**Exercise**
Where a line of the material contains the string "claims", copy that line.
__________
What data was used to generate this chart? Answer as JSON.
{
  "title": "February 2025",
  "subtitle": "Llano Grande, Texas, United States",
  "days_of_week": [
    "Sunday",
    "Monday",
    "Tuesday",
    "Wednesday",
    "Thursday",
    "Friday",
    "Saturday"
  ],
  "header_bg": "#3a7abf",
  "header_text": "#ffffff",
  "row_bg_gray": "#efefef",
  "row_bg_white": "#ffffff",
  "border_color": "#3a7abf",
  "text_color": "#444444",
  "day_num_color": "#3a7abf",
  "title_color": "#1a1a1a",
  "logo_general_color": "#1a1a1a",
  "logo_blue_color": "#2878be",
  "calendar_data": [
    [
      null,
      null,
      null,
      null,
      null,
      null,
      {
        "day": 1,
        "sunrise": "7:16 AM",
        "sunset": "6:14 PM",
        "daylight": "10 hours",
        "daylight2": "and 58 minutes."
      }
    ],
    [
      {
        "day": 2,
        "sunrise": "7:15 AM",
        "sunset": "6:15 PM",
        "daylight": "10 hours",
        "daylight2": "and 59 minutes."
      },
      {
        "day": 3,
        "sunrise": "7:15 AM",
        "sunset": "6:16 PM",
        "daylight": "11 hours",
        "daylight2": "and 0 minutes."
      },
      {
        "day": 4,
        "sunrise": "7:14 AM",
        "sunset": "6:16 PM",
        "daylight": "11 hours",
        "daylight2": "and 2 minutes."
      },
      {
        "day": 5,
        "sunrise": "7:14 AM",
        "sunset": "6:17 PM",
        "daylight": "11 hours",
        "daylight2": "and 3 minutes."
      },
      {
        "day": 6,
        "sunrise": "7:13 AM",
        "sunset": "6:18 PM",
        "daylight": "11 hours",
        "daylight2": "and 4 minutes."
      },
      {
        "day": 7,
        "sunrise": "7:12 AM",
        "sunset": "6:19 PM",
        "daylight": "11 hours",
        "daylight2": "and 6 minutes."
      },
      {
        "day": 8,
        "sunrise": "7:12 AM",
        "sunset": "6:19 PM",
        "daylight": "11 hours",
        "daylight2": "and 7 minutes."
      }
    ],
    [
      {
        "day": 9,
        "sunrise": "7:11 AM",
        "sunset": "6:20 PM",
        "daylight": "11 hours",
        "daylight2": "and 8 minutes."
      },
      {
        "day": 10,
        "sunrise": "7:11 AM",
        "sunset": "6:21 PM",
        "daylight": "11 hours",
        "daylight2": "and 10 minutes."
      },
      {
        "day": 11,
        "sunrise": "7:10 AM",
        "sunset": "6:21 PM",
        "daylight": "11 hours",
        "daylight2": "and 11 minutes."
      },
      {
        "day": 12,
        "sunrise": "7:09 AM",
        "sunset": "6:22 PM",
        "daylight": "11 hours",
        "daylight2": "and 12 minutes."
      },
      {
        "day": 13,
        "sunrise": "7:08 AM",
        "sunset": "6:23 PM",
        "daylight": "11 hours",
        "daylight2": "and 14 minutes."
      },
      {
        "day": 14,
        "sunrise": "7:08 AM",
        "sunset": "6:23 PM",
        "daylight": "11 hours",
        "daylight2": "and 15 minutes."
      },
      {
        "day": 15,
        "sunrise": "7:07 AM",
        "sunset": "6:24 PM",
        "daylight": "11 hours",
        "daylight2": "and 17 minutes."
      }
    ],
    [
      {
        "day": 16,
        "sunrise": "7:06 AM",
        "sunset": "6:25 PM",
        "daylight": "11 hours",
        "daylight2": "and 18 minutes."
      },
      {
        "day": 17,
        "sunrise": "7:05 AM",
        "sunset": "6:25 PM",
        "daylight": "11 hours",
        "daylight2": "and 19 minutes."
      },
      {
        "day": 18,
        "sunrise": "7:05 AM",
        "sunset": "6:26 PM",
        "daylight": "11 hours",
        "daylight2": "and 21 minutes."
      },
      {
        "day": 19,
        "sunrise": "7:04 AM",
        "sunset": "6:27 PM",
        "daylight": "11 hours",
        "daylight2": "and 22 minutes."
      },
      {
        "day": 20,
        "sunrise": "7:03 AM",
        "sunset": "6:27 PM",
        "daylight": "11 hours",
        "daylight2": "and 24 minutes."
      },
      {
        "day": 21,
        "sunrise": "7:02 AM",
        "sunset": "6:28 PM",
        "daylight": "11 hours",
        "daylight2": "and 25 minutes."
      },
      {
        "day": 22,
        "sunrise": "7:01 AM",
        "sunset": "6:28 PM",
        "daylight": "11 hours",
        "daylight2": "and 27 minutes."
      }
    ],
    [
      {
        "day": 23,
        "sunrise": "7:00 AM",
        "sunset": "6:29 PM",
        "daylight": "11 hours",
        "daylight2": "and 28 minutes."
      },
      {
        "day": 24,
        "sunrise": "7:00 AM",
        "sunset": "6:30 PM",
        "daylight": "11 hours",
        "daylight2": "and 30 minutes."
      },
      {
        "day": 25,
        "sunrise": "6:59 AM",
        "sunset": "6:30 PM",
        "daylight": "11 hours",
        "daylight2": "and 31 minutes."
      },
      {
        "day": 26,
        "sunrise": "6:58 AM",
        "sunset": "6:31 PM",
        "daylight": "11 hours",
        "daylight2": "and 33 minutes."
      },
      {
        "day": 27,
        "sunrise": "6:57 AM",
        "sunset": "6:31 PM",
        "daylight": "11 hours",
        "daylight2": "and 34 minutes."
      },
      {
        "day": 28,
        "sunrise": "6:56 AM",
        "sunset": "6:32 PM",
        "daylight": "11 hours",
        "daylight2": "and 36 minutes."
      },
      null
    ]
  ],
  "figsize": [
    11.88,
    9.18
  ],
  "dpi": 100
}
__________
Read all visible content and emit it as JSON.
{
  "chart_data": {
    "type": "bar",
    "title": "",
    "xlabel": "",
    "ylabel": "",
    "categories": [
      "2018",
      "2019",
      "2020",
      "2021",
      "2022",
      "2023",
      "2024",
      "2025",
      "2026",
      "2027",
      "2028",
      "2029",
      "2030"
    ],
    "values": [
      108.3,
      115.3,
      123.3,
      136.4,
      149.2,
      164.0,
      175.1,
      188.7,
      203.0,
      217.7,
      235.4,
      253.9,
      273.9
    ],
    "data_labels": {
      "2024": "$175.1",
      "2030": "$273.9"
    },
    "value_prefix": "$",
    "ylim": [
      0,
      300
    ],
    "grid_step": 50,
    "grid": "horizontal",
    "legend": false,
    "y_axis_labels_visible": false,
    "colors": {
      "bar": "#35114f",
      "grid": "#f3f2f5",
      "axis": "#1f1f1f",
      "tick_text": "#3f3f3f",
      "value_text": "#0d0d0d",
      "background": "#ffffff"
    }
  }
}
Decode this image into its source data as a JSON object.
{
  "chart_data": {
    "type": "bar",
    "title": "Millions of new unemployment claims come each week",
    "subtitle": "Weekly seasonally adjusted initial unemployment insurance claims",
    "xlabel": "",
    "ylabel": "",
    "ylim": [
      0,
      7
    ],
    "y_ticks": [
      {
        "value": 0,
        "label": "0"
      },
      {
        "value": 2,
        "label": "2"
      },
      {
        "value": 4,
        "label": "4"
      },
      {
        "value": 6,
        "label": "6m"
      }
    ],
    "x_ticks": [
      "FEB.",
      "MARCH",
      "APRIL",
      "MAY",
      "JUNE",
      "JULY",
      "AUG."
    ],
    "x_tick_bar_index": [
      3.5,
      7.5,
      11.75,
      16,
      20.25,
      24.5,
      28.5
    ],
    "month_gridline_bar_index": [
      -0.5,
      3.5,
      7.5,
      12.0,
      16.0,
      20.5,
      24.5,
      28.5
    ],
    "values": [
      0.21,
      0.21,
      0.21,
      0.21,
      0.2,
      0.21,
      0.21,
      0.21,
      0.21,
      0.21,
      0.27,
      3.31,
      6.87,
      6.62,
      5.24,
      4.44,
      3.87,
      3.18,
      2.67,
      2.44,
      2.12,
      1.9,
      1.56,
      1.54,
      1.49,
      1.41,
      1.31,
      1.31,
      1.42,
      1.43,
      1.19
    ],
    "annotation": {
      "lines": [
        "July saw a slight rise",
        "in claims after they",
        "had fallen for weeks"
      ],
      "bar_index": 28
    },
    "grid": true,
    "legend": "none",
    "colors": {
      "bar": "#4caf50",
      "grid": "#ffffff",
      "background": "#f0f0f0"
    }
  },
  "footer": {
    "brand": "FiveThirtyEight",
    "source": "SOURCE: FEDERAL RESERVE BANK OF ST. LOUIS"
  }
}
__________
**The solution**
    "title": "Millions of new unemployment claims come each week",
    "subtitle": "Weekly seasonally adjusted initial unemployment insurance claims",
        "in claims after they",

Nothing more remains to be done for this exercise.